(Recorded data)

* begin *

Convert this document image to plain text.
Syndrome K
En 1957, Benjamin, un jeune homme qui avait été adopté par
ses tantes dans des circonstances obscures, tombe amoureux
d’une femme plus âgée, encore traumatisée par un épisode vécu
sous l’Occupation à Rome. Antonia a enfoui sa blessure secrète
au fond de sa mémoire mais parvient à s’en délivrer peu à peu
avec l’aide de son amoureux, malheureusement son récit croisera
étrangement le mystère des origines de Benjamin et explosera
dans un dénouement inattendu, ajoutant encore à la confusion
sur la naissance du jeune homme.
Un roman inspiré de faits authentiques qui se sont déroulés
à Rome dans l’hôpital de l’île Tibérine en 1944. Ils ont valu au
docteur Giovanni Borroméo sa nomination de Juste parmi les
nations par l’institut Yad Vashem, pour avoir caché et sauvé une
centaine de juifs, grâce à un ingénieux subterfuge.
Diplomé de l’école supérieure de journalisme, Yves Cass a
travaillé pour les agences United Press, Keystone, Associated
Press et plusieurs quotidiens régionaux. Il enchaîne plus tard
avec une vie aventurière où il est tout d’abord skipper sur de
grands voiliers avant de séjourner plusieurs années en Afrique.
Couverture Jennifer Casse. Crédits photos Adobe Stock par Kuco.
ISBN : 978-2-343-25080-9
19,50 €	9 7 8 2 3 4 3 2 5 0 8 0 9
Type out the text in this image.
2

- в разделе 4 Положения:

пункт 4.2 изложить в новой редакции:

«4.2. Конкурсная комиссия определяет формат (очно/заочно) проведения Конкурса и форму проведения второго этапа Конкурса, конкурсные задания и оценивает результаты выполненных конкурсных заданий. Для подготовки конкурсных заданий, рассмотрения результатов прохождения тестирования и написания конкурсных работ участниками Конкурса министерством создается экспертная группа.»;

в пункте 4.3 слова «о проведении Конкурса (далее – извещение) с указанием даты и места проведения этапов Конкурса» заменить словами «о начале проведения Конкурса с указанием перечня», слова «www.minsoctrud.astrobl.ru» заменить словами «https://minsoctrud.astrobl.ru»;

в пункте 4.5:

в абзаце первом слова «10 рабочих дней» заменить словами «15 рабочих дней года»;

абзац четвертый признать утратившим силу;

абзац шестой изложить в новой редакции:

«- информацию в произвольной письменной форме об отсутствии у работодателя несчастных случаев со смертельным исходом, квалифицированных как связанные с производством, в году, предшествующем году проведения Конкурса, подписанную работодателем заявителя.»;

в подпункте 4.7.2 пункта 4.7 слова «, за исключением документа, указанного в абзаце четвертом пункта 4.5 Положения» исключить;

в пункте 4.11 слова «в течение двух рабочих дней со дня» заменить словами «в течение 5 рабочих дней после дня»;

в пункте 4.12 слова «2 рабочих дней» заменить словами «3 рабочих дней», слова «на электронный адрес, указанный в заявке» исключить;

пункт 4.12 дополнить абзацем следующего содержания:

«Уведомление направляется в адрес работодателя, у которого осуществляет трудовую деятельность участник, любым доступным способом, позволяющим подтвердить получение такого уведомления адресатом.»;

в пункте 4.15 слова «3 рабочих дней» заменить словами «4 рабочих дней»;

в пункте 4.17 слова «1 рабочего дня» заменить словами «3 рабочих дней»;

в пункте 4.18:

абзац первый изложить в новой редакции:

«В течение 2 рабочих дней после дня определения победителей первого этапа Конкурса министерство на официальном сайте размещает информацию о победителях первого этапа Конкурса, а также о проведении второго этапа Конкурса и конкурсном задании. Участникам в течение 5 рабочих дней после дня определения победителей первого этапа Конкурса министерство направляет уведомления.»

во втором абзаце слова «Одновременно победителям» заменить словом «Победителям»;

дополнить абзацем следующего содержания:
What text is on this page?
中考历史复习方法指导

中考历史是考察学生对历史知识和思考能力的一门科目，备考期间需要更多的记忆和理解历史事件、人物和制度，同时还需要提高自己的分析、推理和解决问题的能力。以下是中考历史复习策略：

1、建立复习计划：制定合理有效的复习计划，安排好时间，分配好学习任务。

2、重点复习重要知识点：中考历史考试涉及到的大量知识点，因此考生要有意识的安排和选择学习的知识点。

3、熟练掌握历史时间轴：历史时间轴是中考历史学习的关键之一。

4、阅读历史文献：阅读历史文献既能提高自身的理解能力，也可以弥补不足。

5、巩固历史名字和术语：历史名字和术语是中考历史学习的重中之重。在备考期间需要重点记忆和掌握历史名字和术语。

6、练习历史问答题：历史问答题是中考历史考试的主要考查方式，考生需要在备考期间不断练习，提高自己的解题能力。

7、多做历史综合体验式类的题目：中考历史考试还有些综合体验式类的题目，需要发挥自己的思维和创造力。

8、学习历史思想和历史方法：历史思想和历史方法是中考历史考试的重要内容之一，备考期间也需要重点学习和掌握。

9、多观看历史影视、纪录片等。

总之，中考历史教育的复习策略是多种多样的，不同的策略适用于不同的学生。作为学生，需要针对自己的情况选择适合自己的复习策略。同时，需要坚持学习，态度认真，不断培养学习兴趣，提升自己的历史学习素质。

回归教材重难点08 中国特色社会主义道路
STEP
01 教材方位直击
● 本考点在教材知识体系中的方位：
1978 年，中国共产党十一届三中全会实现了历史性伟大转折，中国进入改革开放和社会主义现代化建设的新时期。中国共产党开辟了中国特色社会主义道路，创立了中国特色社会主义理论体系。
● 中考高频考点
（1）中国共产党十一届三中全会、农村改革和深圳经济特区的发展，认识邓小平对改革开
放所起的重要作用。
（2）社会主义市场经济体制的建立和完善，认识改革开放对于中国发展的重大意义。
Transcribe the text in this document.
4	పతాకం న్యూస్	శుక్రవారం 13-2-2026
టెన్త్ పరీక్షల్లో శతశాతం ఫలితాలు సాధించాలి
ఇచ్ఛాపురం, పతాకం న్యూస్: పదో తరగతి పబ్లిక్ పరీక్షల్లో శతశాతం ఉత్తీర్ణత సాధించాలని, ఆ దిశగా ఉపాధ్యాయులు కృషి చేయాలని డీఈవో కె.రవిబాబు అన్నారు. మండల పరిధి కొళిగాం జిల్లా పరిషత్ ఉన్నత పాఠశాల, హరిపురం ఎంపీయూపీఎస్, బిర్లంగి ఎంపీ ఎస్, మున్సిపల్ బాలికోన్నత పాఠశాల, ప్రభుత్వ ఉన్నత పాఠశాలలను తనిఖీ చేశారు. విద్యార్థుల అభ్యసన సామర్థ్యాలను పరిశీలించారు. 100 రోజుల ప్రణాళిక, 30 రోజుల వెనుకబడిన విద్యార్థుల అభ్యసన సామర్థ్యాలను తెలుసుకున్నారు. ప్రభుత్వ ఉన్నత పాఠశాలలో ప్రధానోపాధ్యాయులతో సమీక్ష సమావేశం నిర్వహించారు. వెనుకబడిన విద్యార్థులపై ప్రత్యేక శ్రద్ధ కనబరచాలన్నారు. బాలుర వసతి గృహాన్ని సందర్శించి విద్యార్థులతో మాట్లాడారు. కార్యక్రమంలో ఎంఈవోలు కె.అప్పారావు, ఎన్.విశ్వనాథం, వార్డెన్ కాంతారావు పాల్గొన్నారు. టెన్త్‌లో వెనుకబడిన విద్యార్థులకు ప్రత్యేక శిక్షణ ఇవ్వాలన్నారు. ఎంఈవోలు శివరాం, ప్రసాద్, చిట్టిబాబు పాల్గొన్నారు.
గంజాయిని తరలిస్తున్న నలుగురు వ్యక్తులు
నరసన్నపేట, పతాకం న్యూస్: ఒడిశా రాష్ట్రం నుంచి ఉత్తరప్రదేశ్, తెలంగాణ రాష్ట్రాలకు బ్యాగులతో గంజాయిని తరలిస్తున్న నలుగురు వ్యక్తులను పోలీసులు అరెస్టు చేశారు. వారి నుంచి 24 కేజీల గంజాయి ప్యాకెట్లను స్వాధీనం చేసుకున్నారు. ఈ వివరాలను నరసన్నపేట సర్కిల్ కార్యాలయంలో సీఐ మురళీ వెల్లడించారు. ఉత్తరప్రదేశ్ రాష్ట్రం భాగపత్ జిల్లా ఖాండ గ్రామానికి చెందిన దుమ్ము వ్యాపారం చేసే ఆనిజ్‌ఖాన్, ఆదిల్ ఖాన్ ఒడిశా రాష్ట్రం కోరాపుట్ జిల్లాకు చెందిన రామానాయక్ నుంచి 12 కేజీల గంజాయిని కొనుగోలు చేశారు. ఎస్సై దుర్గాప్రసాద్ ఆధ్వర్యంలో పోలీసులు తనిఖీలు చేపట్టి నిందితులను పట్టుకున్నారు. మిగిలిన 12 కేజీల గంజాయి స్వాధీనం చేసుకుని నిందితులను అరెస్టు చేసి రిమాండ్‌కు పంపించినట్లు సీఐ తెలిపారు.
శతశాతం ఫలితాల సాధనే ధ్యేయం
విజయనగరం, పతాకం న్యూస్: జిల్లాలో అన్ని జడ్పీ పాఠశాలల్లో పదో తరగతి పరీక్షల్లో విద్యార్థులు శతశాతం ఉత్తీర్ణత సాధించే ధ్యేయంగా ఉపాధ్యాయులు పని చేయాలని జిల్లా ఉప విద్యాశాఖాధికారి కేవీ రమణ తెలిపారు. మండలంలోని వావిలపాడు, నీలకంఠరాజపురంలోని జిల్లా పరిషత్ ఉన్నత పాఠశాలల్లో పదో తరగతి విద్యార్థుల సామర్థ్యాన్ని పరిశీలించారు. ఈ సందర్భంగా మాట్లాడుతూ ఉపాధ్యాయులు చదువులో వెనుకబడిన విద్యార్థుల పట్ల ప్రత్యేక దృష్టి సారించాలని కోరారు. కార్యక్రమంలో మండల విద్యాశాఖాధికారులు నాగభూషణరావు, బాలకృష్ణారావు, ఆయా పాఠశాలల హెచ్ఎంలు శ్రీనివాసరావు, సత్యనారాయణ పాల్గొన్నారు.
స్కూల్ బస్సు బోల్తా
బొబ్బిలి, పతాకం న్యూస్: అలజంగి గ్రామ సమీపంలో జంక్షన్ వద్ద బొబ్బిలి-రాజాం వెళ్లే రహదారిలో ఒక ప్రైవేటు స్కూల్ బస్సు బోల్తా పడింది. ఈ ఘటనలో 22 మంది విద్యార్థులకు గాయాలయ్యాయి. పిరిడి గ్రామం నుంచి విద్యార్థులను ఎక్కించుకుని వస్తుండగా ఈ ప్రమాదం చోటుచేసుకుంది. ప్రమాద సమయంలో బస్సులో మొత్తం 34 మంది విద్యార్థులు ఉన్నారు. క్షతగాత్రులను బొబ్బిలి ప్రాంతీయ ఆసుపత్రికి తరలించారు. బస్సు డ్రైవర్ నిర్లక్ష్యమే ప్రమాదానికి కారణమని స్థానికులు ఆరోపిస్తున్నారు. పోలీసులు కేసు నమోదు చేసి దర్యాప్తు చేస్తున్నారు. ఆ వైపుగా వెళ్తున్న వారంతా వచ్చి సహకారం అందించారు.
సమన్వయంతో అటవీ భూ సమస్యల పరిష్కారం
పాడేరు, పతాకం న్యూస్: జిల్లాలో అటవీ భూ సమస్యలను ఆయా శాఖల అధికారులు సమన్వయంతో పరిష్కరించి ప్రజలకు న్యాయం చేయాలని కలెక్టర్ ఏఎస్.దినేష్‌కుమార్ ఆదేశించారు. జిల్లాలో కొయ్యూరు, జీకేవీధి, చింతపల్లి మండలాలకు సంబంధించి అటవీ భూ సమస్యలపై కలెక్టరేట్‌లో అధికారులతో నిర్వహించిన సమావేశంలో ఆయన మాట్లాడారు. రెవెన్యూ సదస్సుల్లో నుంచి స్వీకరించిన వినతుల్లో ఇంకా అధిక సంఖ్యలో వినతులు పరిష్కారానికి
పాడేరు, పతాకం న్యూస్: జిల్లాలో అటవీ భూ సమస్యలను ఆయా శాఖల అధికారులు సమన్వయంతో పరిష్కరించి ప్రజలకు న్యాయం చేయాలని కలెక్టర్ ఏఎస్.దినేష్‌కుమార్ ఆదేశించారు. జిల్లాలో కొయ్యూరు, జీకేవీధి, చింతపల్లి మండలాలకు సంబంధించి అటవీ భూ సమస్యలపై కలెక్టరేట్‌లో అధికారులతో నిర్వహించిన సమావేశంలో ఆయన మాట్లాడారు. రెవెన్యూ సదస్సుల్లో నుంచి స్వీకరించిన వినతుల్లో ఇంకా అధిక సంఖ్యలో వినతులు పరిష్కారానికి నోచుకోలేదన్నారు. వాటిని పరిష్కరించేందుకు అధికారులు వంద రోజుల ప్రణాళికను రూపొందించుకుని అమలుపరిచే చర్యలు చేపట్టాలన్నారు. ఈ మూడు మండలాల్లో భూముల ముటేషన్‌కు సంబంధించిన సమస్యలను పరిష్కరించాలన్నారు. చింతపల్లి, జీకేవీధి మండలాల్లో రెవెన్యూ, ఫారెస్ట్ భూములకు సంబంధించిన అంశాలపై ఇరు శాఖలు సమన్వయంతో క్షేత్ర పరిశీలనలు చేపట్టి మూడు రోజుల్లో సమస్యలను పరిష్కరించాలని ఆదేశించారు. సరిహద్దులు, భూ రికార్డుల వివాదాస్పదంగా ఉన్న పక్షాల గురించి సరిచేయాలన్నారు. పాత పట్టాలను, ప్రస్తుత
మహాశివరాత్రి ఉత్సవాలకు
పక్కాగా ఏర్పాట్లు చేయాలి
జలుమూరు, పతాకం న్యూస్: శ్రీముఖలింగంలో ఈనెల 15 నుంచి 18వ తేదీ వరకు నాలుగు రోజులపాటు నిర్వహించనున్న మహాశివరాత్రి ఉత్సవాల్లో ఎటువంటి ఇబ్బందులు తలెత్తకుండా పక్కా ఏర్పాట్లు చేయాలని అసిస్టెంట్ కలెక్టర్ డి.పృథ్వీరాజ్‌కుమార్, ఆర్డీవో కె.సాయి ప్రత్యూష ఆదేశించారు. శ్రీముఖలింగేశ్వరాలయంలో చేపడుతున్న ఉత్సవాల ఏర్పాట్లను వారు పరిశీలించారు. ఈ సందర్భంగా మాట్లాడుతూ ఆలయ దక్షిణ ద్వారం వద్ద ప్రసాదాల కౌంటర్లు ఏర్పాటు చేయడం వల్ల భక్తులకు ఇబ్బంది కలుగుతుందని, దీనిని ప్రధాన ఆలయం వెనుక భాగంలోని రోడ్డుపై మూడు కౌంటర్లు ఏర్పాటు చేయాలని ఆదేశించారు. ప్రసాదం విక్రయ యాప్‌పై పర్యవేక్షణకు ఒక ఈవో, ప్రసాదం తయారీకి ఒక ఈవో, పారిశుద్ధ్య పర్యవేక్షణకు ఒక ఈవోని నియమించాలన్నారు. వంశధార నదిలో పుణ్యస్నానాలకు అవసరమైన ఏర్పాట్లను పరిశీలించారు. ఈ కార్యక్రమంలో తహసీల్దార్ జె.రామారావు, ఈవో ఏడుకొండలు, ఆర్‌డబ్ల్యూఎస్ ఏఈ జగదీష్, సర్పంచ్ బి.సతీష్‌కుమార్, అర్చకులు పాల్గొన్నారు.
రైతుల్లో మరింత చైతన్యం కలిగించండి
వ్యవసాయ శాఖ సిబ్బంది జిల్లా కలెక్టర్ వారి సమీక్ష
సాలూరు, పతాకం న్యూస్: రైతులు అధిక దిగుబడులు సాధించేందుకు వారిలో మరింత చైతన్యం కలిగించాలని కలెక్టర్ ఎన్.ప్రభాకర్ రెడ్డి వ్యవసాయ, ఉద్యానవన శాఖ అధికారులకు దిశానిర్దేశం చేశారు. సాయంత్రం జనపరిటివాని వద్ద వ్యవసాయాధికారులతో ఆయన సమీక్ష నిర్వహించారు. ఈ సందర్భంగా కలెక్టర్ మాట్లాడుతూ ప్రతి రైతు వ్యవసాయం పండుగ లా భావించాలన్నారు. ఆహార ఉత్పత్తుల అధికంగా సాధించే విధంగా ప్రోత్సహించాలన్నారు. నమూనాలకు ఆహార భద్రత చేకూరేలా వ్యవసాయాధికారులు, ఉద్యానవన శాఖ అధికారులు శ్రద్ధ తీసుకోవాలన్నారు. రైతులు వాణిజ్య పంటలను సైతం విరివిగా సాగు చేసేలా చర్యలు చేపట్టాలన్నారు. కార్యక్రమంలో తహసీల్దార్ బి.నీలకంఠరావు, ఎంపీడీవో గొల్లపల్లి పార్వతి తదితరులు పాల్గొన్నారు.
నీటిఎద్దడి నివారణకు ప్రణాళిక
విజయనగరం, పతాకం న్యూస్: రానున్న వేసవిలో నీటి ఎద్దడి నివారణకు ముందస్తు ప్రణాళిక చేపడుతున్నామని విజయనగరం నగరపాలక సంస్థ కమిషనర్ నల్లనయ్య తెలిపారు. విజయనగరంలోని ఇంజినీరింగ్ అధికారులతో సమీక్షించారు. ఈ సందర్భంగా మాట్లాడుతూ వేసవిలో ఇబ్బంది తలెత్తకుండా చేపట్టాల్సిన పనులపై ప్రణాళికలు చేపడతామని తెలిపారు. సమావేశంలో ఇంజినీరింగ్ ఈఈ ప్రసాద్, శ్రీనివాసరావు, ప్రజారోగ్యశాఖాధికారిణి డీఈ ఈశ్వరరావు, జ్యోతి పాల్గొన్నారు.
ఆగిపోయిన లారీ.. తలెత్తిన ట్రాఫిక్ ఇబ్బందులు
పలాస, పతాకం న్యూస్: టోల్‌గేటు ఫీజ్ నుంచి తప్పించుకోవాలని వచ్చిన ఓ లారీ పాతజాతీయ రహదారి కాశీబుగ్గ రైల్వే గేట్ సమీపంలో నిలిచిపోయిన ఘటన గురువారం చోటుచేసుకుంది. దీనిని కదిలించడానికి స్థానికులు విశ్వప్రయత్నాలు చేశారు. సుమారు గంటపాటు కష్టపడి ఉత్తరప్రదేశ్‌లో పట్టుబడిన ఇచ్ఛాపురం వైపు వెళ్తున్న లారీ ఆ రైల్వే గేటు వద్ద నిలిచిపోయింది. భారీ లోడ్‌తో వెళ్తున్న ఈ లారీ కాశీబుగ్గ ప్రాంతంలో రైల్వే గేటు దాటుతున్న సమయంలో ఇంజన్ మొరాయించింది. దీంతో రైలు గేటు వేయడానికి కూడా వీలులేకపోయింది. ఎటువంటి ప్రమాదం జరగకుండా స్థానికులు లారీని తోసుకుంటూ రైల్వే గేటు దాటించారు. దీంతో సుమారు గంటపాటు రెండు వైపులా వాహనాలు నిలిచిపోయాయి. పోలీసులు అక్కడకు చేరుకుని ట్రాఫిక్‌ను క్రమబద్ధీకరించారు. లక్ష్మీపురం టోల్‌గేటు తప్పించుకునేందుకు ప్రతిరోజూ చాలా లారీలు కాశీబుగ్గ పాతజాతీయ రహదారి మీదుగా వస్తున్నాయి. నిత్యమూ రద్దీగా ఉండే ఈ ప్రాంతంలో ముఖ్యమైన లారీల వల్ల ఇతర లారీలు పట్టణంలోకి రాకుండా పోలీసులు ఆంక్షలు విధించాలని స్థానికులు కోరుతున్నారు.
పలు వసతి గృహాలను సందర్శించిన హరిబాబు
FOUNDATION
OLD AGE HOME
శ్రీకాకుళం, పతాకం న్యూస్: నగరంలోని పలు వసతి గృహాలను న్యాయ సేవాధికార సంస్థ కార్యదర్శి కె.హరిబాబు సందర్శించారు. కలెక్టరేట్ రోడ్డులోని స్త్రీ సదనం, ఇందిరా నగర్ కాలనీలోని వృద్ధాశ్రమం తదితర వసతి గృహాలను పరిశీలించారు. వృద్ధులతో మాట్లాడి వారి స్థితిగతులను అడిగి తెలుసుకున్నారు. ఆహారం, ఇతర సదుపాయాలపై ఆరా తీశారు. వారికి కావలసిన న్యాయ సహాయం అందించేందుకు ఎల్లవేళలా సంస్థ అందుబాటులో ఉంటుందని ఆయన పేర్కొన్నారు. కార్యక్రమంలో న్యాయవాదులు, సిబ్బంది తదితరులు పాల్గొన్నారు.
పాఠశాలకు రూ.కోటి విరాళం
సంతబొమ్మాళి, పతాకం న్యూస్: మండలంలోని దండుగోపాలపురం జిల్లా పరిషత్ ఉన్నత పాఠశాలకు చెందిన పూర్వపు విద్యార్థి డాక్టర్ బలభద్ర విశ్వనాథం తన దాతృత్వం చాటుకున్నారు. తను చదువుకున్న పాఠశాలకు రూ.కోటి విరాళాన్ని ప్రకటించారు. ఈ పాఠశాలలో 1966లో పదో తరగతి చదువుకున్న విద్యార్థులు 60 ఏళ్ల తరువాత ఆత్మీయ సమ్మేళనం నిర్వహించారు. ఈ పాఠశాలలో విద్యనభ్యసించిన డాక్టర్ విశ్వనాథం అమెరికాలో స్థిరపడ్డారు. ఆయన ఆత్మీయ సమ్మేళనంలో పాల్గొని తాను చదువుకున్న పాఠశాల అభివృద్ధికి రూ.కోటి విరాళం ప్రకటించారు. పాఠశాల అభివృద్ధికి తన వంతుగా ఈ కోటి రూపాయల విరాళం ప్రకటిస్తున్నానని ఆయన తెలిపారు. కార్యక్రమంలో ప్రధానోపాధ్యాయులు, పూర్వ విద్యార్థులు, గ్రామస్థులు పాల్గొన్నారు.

* end *

Your goal ▸ Copy every single line of the material above that holds "Press".

Solution to this problem ▸
travaillé pour les agences United Press, Keystone, Associated
Press et plusieurs quotidiens régionaux. Il enchaîne plus tard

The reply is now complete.